Challenge
Figure out how many lines of the material below contain the word "Fence". Answer with the number only.

Recorded data
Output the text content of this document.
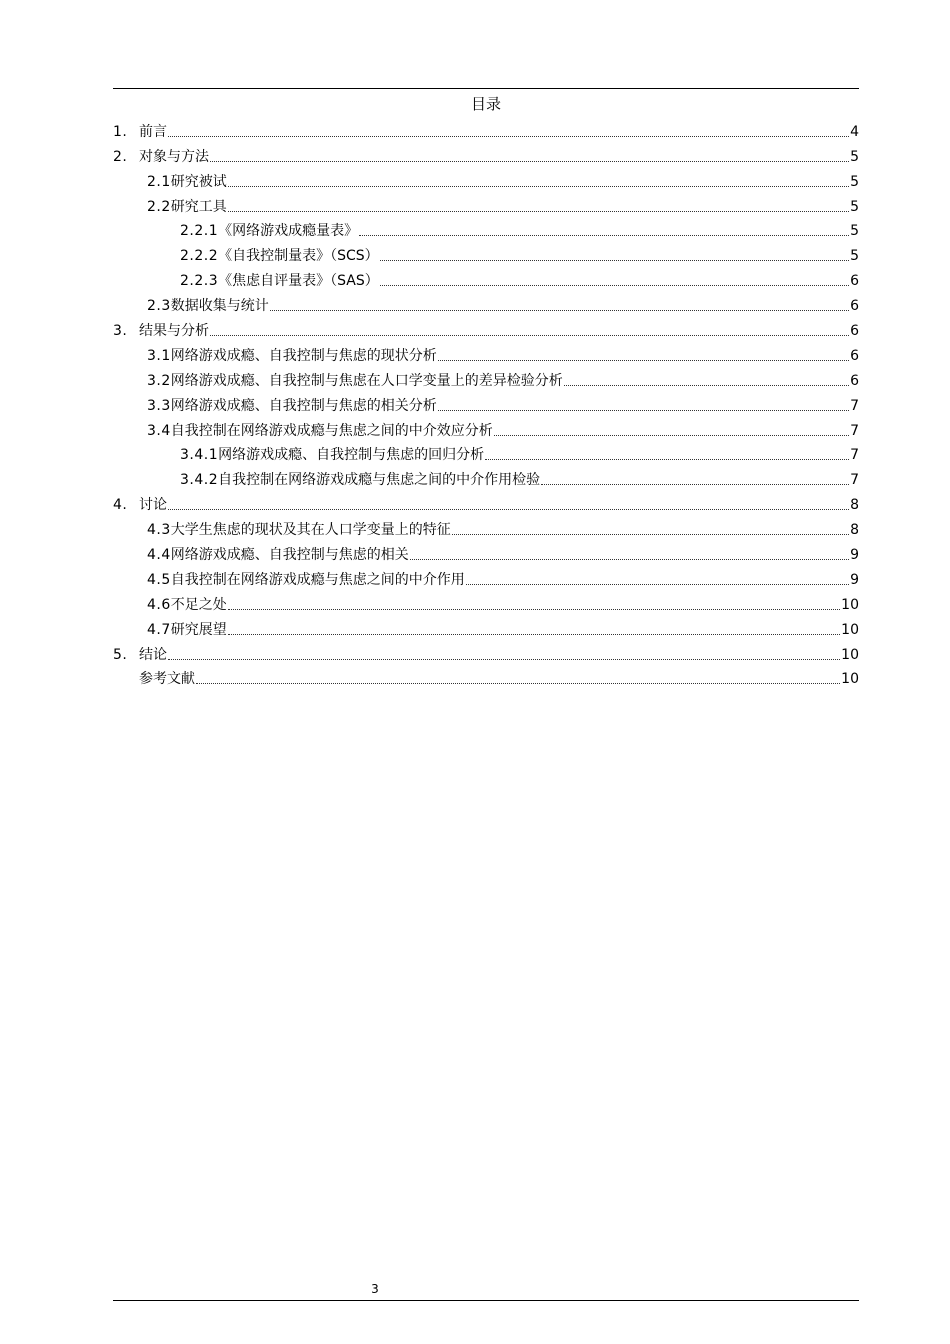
目录
1. 前言	4
2. 对象与方法	5
2.1 研究被试	5
2.2 研究工具	5
2.2.1 《网络游戏成瘾量表》	5
2.2.2 《自我控制量表》（SCS）	5
2.2.3 《焦虑自评量表》（SAS）	6
2.3 数据收集与统计	6
3. 结果与分析	6
3.1 网络游戏成瘾、自我控制与焦虑的现状分析	6
3.2 网络游戏成瘾、自我控制与焦虑在人口学变量上的差异检验分析	6
3.3 网络游戏成瘾、自我控制与焦虑的相关分析	7
3.4 自我控制在网络游戏成瘾与焦虑之间的中介效应分析	7
3.4.1 网络游戏成瘾、自我控制与焦虑的回归分析	7
3.4.2 自我控制在网络游戏成瘾与焦虑之间的中介作用检验	7
4. 讨论	8
4.3 大学生焦虑的现状及其在人口学变量上的特征	8
4.4 网络游戏成瘾、自我控制与焦虑的相关	9
4.5 自我控制在网络游戏成瘾与焦虑之间的中介作用	9
4.6 不足之处	10
4.7 研究展望	10
5. 结论	10
参考文献	10
3
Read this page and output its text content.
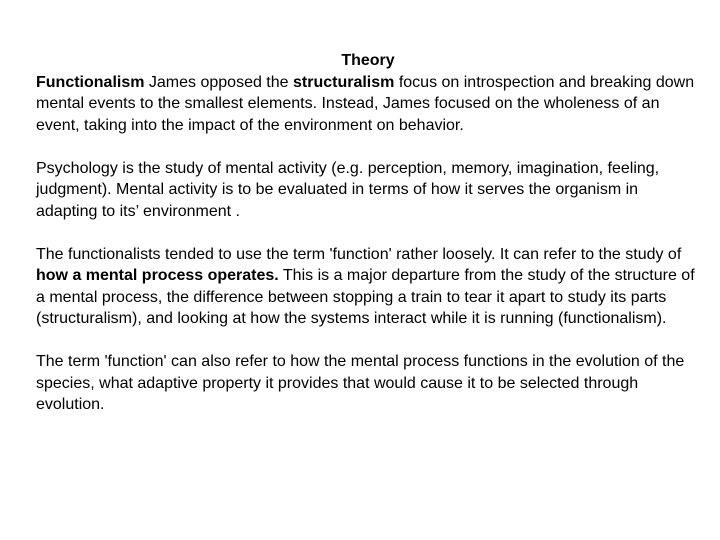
Theory

Functionalism James opposed the structuralism focus on introspection and breaking down mental events to the smallest elements. Instead, James focused on the wholeness of an event, taking into the impact of the environment on behavior.

Psychology is the study of mental activity (e.g. perception, memory, imagination, feeling, judgment). Mental activity is to be evaluated in terms of how it serves the organism in adapting to its’ environment .

The functionalists tended to use the term 'function' rather loosely. It can refer to the study of how a mental process operates. This is a major departure from the study of the structure of a mental process, the difference between stopping a train to tear it apart to study its parts (structuralism), and looking at how the systems interact while it is running (functionalism).

The term 'function' can also refer to how the mental process functions in the evolution of the species, what adaptive property it provides that would cause it to be selected through evolution.
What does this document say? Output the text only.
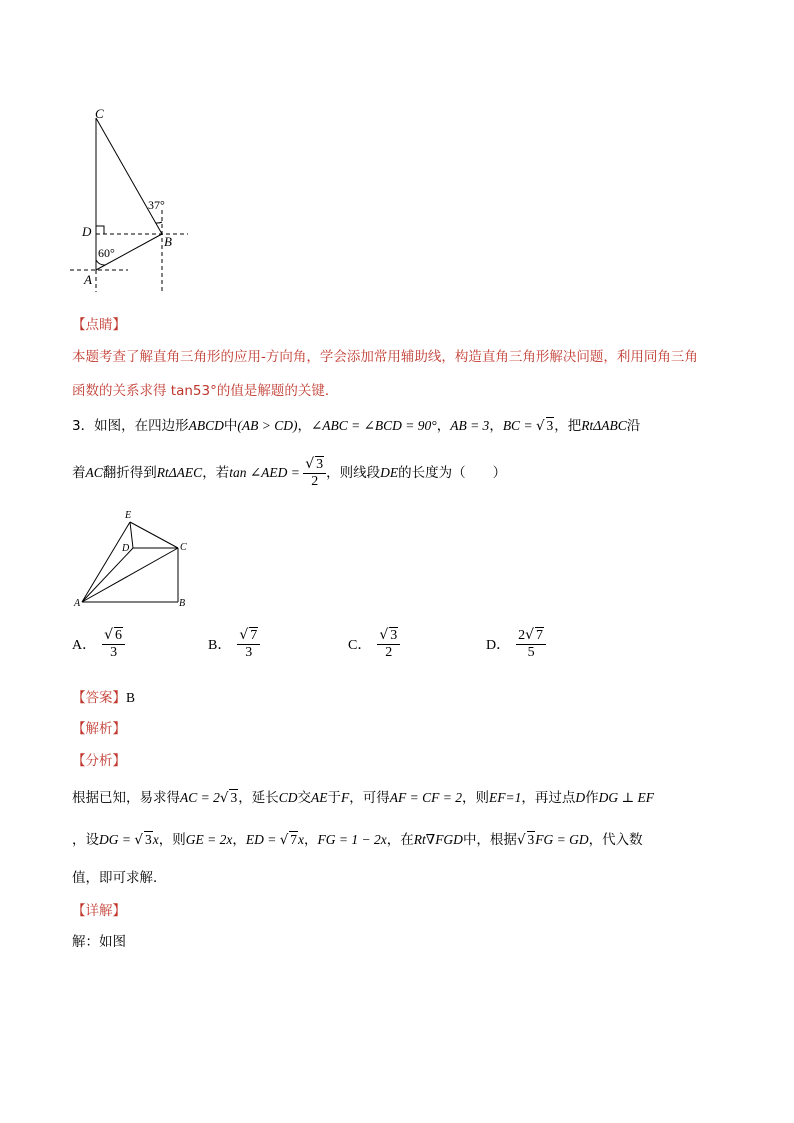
C
D
B
A
37°
60°
【点睛】
本题考查了解直角三角形的应用-方向角，学会添加常用辅助线，构造直角三角形解决问题，利用同角三角
函数的关系求得 tan53°的值是解题的关键．
3．如图，在四边形ABCD中(AB > CD)，∠ABC = ∠BCD = 90°，AB = 3，BC = √ 3，把RtΔABC沿
着AC翻折得到RtΔAEC，若tan ∠AED = $\frac{√ 3}{2}$ ，则线段DE的长度为（　　）
E
D	C
A	B
A． $\frac{√ 6}{3}$	B． $\frac{√ 7}{3}$	C． $\frac{√ 3}{2}$	D． $\frac{2√ 7}{5}$
【答案】B
【解析】
【分析】
根据已知，易求得AC = 2√ 3，延长CD交AE于F，可得AF = CF = 2，则EF=1，再过点D作DG ⊥ EF
，设DG = √ 3x，则GE = 2x，ED = √ 7x，FG = 1 − 2x，在Rt∇FGD中，根据√ 3FG = GD，代入数
值，即可求解．
【详解】
解：如图
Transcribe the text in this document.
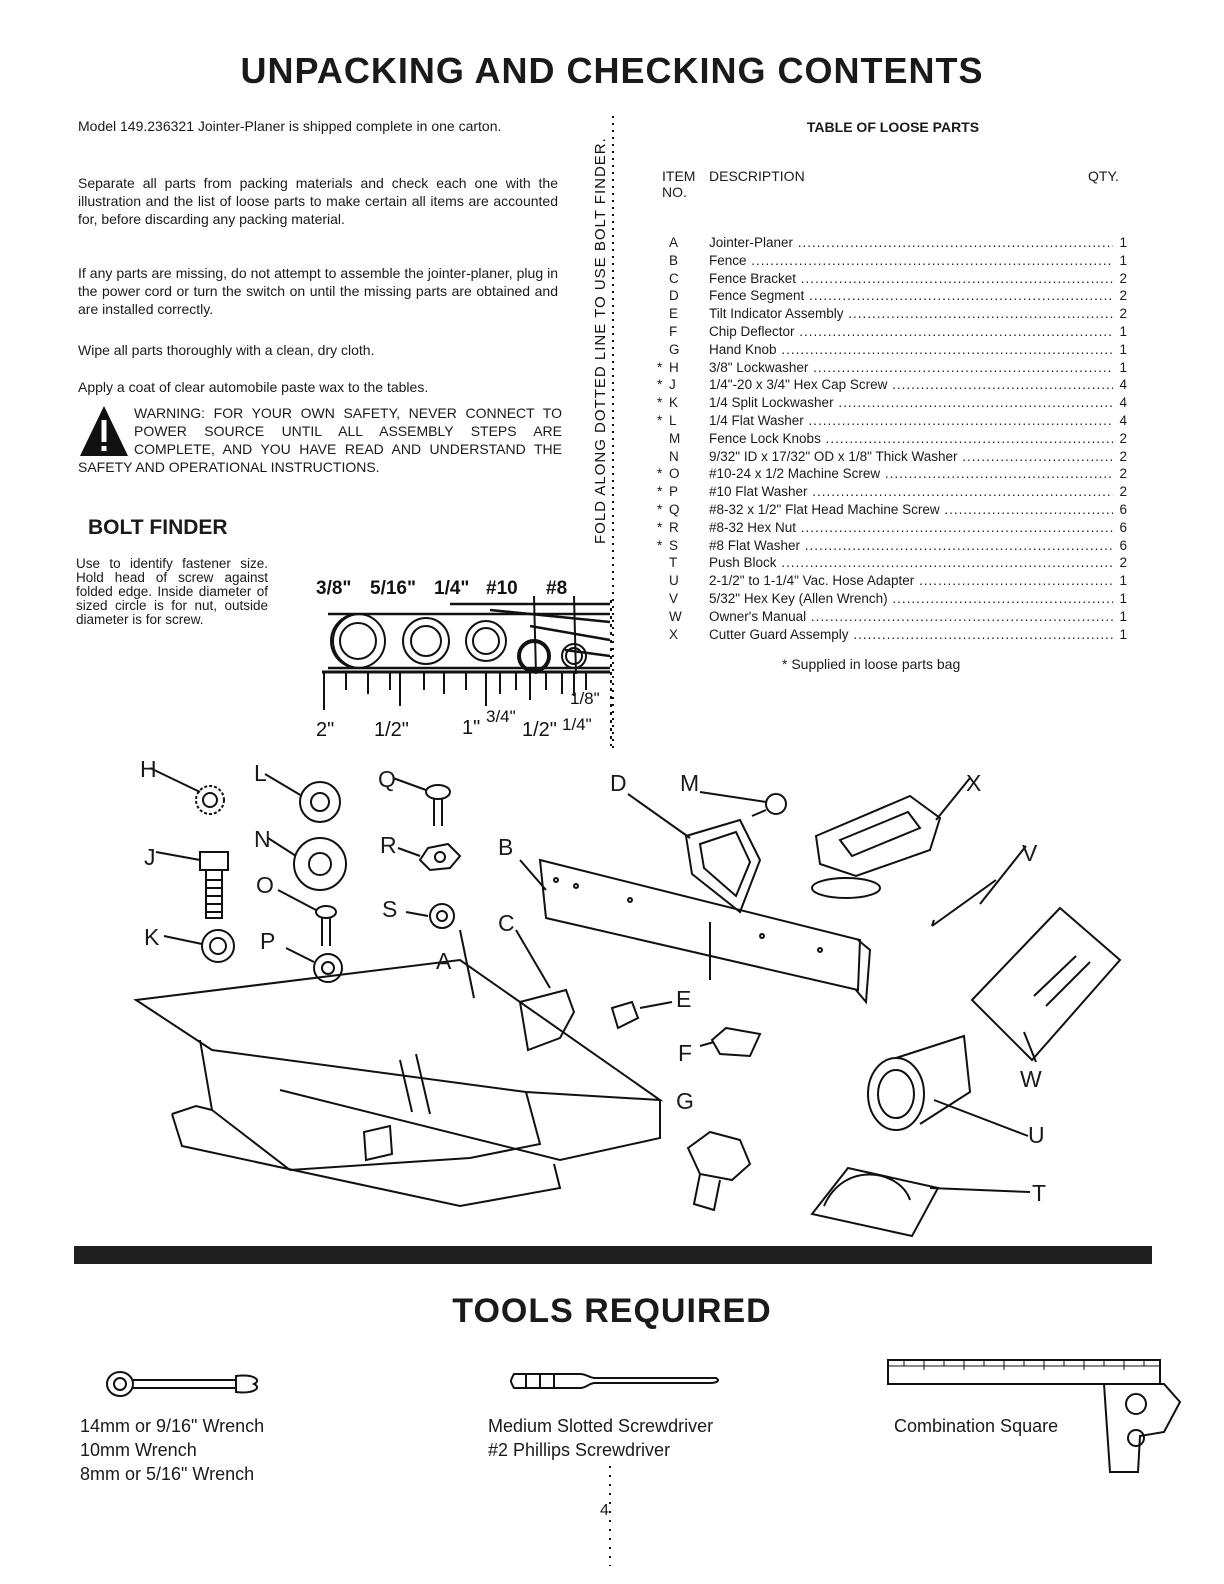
UNPACKING AND CHECKING CONTENTS

Model 149.236321 Jointer-Planer is shipped complete in one carton.

Separate all parts from packing materials and check each one with the illustration and the list of loose parts to make certain all items are accounted for, before discarding any packing material.

If any parts are missing, do not attempt to assemble the jointer-planer, plug in the power cord or turn the switch on until the missing parts are obtained and are installed correctly.

Wipe all parts thoroughly with a clean, dry cloth.

Apply a coat of clear automobile paste wax to the tables.

WARNING: FOR YOUR OWN SAFETY, NEVER CONNECT TO POWER SOURCE UNTIL ALL ASSEMBLY STEPS ARE COMPLETE, AND YOU HAVE READ AND UNDERSTAND THE SAFETY AND OPERATIONAL INSTRUCTIONS.
BOLT FINDER

Use to identify fastener size. Hold head of screw against folded edge. Inside diameter of sized circle is for nut, outside diameter is for screw.

3/8" 5/16" 1/4" #10 #8
2" 1/2"	1"
3/4"
1/2" 1/4"
1/8"
FOLD ALONG DOTTED LINE TO USE BOLT FINDER.
TABLE OF LOOSE PARTS
ITEM NO.
DESCRIPTION	QTY.
A	Jointer-Planer .....	1
B	Fence .....	1
C	Fence Bracket .....	2
D	Fence Segment .....	2
E	Tilt Indicator Assembly .....	2
F	Chip Deflector .....	1
G	Hand Knob .....	1
* H	3/8" Lockwasher .....	1
* J	1/4"-20 x 3/4" Hex Cap Screw .....	4
* K	1/4 Split Lockwasher .....	4
* L	1/4 Flat Washer .....	4
M	Fence Lock Knobs .....	2
N	9/32" ID x 17/32" OD x 1/8" Thick Washer .....	2
* O	#10-24 x 1/2 Machine Screw .....	2
* P	#10 Flat Washer .....	2
* Q	#8-32 x 1/2" Flat Head Machine Screw .....	6
* R	#8-32 Hex Nut .....	6
* S	#8 Flat Washer .....	6
T	Push Block .....	2
U	2-1/2" to 1-1/4" Vac. Hose Adapter .....	1
V	5/32" Hex Key (Allen Wrench) .....	1
W	Owner's Manual .....	1
X	Cutter Guard Assemply .....	1
* Supplied in loose parts bag
H	L	Q	D M	X
J
N	R	B	V
O
S
C
K	P
A
E
F
G
W
U
T
TOOLS REQUIRED
14mm or 9/16" Wrench
10mm Wrench
8mm or 5/16" Wrench
Medium Slotted Screwdriver
#2 Phillips Screwdriver
Combination Square
4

Task response
4